#### What is expected:
A verbatim copy of the records is required, with all pictures left out.

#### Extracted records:

+-------+

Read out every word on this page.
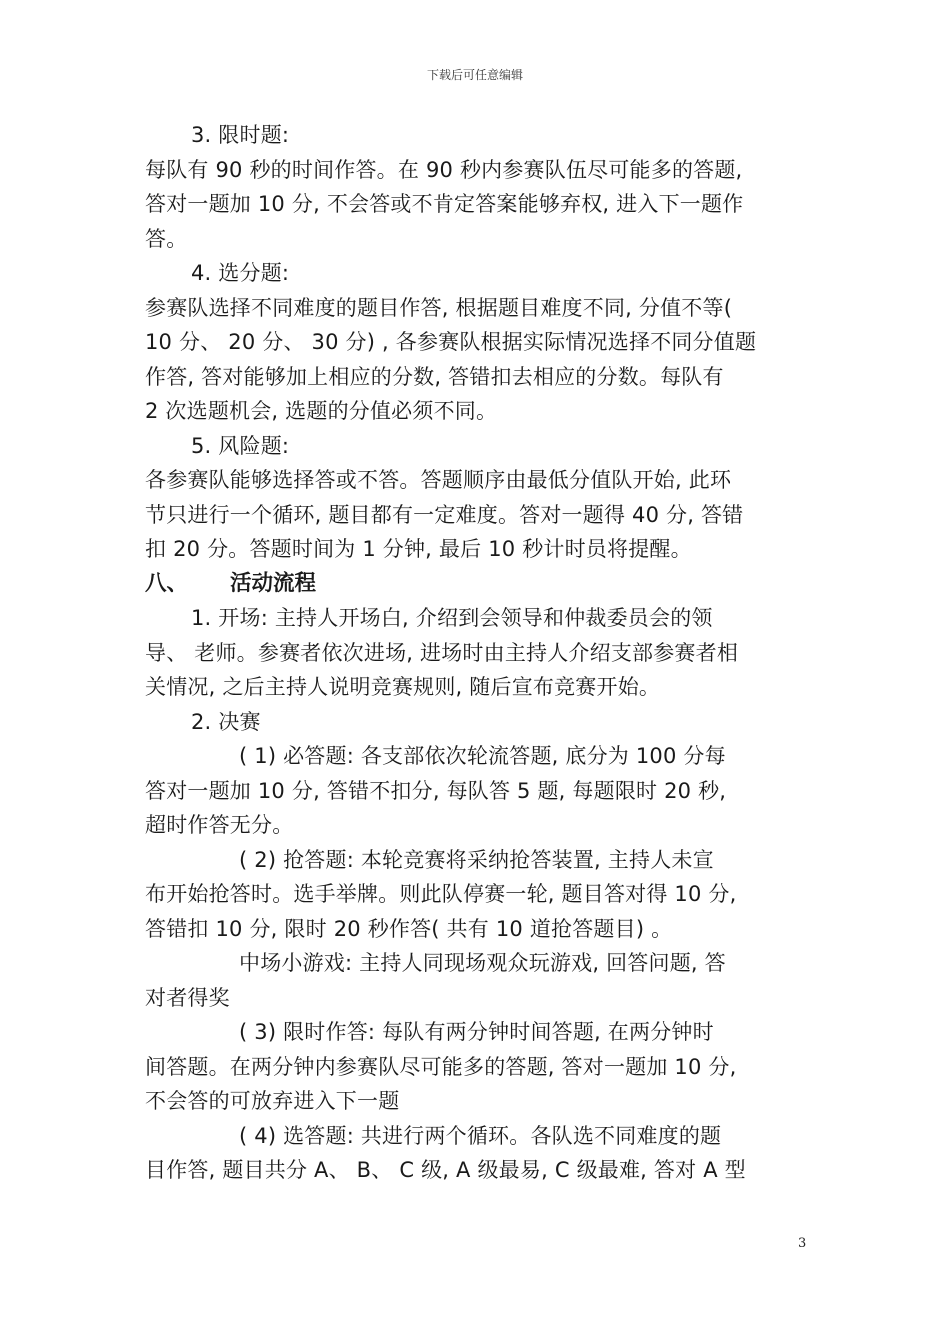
下载后可任意编辑

3. 限时题:

每队有 90 秒的时间作答。在 90 秒内参赛队伍尽可能多的答题,

答对一题加 10 分, 不会答或不肯定答案能够弃权, 进入下一题作

答。

4. 选分题:

参赛队选择不同难度的题目作答, 根据题目难度不同, 分值不等(

10 分、 20 分、 30 分) , 各参赛队根据实际情况选择不同分值题

作答, 答对能够加上相应的分数, 答错扣去相应的分数。每队有

2 次选题机会, 选题的分值必须不同。

5. 风险题:

各参赛队能够选择答或不答。答题顺序由最低分值队开始, 此环

节只进行一个循环, 题目都有一定难度。答对一题得 40 分, 答错

扣 20 分。答题时间为 1 分钟, 最后 10 秒计时员将提醒。

八、 活动流程

1. 开场: 主持人开场白, 介绍到会领导和仲裁委员会的领

导、 老师。参赛者依次进场, 进场时由主持人介绍支部参赛者相

关情况, 之后主持人说明竞赛规则, 随后宣布竞赛开始。

2. 决赛

( 1) 必答题: 各支部依次轮流答题, 底分为 100 分每

答对一题加 10 分, 答错不扣分, 每队答 5 题, 每题限时 20 秒,

超时作答无分。

( 2) 抢答题: 本轮竞赛将采纳抢答装置, 主持人未宣

布开始抢答时。选手举牌。则此队停赛一轮, 题目答对得 10 分,

答错扣 10 分, 限时 20 秒作答( 共有 10 道抢答题目) 。

中场小游戏: 主持人同现场观众玩游戏, 回答问题, 答

对者得奖

( 3) 限时作答: 每队有两分钟时间答题, 在两分钟时

间答题。在两分钟内参赛队尽可能多的答题, 答对一题加 10 分,

不会答的可放弃进入下一题

( 4) 选答题: 共进行两个循环。各队选不同难度的题

目作答, 题目共分 A、 B、 C 级, A 级最易, C 级最难, 答对 A 型

3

+-------+

#### Solution for this exercise:
Read out every word on this page.
下载后可任意编辑

3. 限时题:

每队有 90 秒的时间作答。在 90 秒内参赛队伍尽可能多的答题,

答对一题加 10 分, 不会答或不肯定答案能够弃权, 进入下一题作

答。

4. 选分题:

参赛队选择不同难度的题目作答, 根据题目难度不同, 分值不等(

10 分、 20 分、 30 分) , 各参赛队根据实际情况选择不同分值题

作答, 答对能够加上相应的分数, 答错扣去相应的分数。每队有

2 次选题机会, 选题的分值必须不同。

5. 风险题:

各参赛队能够选择答或不答。答题顺序由最低分值队开始, 此环

节只进行一个循环, 题目都有一定难度。答对一题得 40 分, 答错

扣 20 分。答题时间为 1 分钟, 最后 10 秒计时员将提醒。

八、 活动流程

1. 开场: 主持人开场白, 介绍到会领导和仲裁委员会的领

导、 老师。参赛者依次进场, 进场时由主持人介绍支部参赛者相

关情况, 之后主持人说明竞赛规则, 随后宣布竞赛开始。

2. 决赛

( 1) 必答题: 各支部依次轮流答题, 底分为 100 分每

答对一题加 10 分, 答错不扣分, 每队答 5 题, 每题限时 20 秒,

超时作答无分。

( 2) 抢答题: 本轮竞赛将采纳抢答装置, 主持人未宣

布开始抢答时。选手举牌。则此队停赛一轮, 题目答对得 10 分,

答错扣 10 分, 限时 20 秒作答( 共有 10 道抢答题目) 。

中场小游戏: 主持人同现场观众玩游戏, 回答问题, 答

对者得奖

( 3) 限时作答: 每队有两分钟时间答题, 在两分钟时

间答题。在两分钟内参赛队尽可能多的答题, 答对一题加 10 分,

不会答的可放弃进入下一题

( 4) 选答题: 共进行两个循环。各队选不同难度的题

目作答, 题目共分 A、 B、 C 级, A 级最易, C 级最难, 答对 A 型

3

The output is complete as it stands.